EXERCISE GOAL
For every line in the records that has the word "Description", make a copy.

RECORDS PROVIDED
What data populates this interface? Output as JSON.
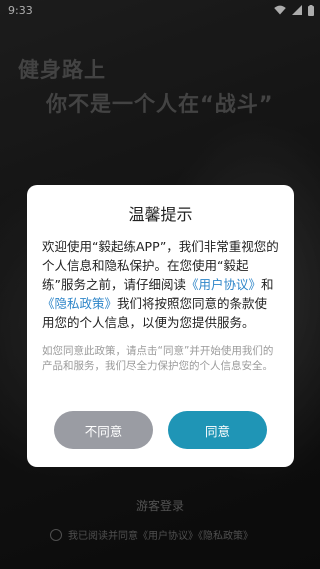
{
  "status_bar": {
    "time": "9:33"
  },
  "background": {
    "slogan_line1": "健身路上",
    "slogan_line2": "你不是一个人在“战斗”"
  },
  "footer": {
    "guest_login": "游客登录",
    "agree_text": "我已阅读并同意《用户协议》《隐私政策》"
  },
  "dialog": {
    "title": "温馨提示",
    "body_part1": "欢迎使用“毅起练APP”，我们非常重视您的个人信息和隐私保护。在您使用“毅起练”服务之前，请仔细阅读",
    "user_agreement_link": "《用户协议》",
    "and": "和",
    "privacy_policy_link": "《隐私政策》",
    "body_part2": "我们将按照您同意的条款使用您的个人信息，以便为您提供服务。",
    "note": "如您同意此政策，请点击“同意”并开始使用我们的产品和服务，我们尽全力保护您的个人信息安全。",
    "disagree_label": "不同意",
    "agree_label": "同意"
  },
  "colors": {
    "agree_button": "#1f95b6",
    "disagree_button": "#9a9ca3",
    "link": "#2f86c9"
  }
}
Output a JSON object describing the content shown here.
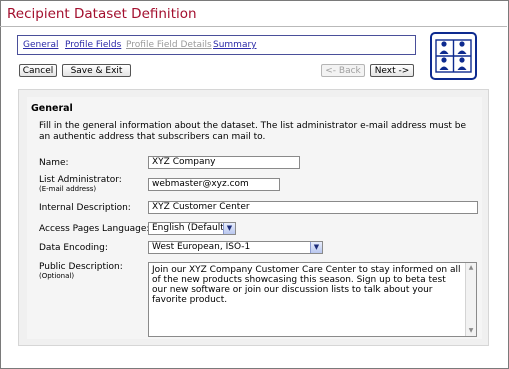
{
  "page": {
    "title": "Recipient Dataset Definition"
  },
  "tabs": [
    {
      "label": "General",
      "state": "link"
    },
    {
      "label": "Profile Fields",
      "state": "link"
    },
    {
      "label": "Profile Field Details",
      "state": "disabled"
    },
    {
      "label": "Summary",
      "state": "link"
    }
  ],
  "toolbar": {
    "cancel_label": "Cancel",
    "save_exit_label": "Save & Exit",
    "back_label": "<- Back",
    "next_label": "Next ->"
  },
  "logo": {
    "icon": "people-grid-icon",
    "color": "#0d2a8f"
  },
  "section": {
    "title": "General",
    "intro": "Fill in the general information about the dataset. The list administrator e-mail address must be an authentic address that subscribers can mail to."
  },
  "form": {
    "name": {
      "label": "Name:",
      "value": "XYZ Company"
    },
    "list_admin": {
      "label": "List Administrator:",
      "sublabel": "(E-mail address)",
      "value": "webmaster@xyz.com"
    },
    "internal_desc": {
      "label": "Internal Description:",
      "value": "XYZ Customer Center"
    },
    "access_lang": {
      "label": "Access Pages Language:",
      "value": "English (Default)"
    },
    "encoding": {
      "label": "Data Encoding:",
      "value": "West European, ISO-1"
    },
    "public_desc": {
      "label": "Public Description:",
      "sublabel": "(Optional)",
      "value": "Join our XYZ Company Customer Care Center to stay informed on all of the new products showcasing this season. Sign up to beta test our new software or join our discussion lists to talk about your favorite product."
    }
  },
  "colors": {
    "title": "#a30f2e",
    "link": "#2c2ba8",
    "nav_border": "#4a4f9a"
  }
}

SOLUTION FOR THIS TASK
      "label": "Internal Description:",
      "label": "Public Description:",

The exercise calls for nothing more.